Short exercise: Can you revise the data from its first line through the line containing "source-label: Fuente: bbox=[9, 430, 64, 447]", swapping "y-tick-label" for "y-axis-tick" and leaving everything else untouched?

Stored data entries
+++++
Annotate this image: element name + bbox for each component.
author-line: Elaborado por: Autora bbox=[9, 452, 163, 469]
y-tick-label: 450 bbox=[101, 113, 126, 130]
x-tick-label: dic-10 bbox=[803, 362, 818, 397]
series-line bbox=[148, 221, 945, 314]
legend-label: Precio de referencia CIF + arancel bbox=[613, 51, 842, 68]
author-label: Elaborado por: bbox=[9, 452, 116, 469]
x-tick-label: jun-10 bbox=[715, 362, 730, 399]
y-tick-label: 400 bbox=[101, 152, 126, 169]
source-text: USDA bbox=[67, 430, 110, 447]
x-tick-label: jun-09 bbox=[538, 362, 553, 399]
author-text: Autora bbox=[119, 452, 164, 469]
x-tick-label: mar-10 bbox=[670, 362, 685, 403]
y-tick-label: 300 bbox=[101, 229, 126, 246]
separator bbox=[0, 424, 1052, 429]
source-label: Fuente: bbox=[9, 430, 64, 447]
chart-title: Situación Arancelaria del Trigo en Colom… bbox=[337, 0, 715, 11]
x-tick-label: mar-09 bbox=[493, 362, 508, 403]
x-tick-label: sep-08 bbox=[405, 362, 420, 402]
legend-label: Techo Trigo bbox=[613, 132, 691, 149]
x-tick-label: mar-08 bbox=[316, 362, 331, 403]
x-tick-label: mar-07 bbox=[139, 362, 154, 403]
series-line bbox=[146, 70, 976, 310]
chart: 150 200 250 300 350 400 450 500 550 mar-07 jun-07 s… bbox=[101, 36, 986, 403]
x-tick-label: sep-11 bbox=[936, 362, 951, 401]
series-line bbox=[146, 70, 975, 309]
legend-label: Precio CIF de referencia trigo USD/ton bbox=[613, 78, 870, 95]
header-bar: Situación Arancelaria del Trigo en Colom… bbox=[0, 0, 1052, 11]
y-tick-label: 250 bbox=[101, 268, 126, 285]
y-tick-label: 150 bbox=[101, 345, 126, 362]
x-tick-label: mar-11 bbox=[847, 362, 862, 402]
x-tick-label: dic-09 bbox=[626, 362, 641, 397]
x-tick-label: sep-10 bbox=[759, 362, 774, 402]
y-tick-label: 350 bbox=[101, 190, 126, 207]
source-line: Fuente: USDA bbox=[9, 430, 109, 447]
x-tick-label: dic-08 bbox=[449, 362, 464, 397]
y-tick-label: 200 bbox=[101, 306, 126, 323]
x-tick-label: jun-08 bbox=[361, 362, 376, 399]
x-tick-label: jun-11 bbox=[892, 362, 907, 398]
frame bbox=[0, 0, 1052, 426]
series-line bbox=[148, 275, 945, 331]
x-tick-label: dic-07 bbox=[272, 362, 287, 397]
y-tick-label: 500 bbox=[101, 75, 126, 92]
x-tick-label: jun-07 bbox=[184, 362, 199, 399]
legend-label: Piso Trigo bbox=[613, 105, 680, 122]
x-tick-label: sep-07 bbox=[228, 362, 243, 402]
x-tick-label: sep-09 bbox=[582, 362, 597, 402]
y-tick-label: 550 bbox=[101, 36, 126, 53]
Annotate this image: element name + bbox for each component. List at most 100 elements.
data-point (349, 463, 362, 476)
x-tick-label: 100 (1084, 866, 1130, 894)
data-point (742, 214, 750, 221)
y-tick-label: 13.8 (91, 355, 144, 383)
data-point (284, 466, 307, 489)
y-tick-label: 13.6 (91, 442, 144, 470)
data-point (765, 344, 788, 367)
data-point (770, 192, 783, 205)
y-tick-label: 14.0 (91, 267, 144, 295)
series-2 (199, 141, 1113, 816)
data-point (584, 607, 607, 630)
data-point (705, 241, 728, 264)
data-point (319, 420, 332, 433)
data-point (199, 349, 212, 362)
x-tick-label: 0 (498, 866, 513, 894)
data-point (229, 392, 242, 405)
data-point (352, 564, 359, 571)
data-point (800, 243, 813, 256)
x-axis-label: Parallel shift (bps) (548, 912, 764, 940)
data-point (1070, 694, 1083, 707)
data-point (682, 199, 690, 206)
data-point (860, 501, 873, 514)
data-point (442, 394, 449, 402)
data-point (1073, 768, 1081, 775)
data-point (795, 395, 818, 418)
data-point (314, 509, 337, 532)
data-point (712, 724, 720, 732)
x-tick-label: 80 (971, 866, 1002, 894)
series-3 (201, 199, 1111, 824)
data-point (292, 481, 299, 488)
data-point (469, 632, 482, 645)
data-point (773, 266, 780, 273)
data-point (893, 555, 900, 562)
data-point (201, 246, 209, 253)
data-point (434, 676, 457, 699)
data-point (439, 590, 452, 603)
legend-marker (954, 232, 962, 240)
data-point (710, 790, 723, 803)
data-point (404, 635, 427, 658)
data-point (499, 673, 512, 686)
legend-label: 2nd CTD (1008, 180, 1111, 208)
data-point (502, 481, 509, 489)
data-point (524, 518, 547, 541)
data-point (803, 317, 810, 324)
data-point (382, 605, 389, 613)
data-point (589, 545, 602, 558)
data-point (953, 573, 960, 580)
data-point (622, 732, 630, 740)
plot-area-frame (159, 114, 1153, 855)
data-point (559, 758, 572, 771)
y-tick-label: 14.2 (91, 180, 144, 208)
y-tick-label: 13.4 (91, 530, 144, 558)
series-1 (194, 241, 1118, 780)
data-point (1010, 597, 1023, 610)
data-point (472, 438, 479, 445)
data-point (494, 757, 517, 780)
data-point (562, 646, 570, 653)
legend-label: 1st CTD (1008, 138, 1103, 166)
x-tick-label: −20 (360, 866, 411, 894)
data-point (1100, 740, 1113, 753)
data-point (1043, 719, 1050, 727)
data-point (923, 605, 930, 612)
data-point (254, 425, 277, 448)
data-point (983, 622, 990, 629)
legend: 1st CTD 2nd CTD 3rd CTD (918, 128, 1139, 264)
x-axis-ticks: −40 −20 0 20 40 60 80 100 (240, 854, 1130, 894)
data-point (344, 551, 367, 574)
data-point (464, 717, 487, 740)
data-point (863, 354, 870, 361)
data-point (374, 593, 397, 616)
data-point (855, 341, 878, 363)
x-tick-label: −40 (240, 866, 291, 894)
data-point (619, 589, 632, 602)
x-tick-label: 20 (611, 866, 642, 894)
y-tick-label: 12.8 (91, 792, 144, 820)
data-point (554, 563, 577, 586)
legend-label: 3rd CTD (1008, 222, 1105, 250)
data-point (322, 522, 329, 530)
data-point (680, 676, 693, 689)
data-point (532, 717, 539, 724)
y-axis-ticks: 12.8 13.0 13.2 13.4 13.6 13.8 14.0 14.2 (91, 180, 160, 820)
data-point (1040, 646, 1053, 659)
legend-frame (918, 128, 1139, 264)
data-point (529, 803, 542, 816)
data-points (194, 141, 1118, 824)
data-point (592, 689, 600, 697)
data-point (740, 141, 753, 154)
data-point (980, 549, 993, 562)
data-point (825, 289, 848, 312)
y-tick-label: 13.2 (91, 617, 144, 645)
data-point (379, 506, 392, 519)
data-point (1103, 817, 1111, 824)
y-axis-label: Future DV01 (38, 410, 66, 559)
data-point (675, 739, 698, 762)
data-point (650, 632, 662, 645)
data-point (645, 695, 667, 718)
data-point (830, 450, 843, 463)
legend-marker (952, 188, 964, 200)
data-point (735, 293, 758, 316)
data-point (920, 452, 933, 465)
+++++
Exercise response:
Annotate this image: element name + bbox for each component.
author-line: Elaborado por: Autora bbox=[9, 452, 163, 469]
y-axis-tick: 450 bbox=[101, 113, 126, 130]
x-tick-label: dic-10 bbox=[803, 362, 818, 397]
series-line bbox=[148, 221, 945, 314]
legend-label: Precio de referencia CIF + arancel bbox=[613, 51, 842, 68]
author-label: Elaborado por: bbox=[9, 452, 116, 469]
x-tick-label: jun-10 bbox=[715, 362, 730, 399]
y-axis-tick: 400 bbox=[101, 152, 126, 169]
source-text: USDA bbox=[67, 430, 110, 447]
x-tick-label: jun-09 bbox=[538, 362, 553, 399]
author-text: Autora bbox=[119, 452, 164, 469]
x-tick-label: mar-10 bbox=[670, 362, 685, 403]
y-axis-tick: 300 bbox=[101, 229, 126, 246]
separator bbox=[0, 424, 1052, 429]
source-label: Fuente: bbox=[9, 430, 64, 447]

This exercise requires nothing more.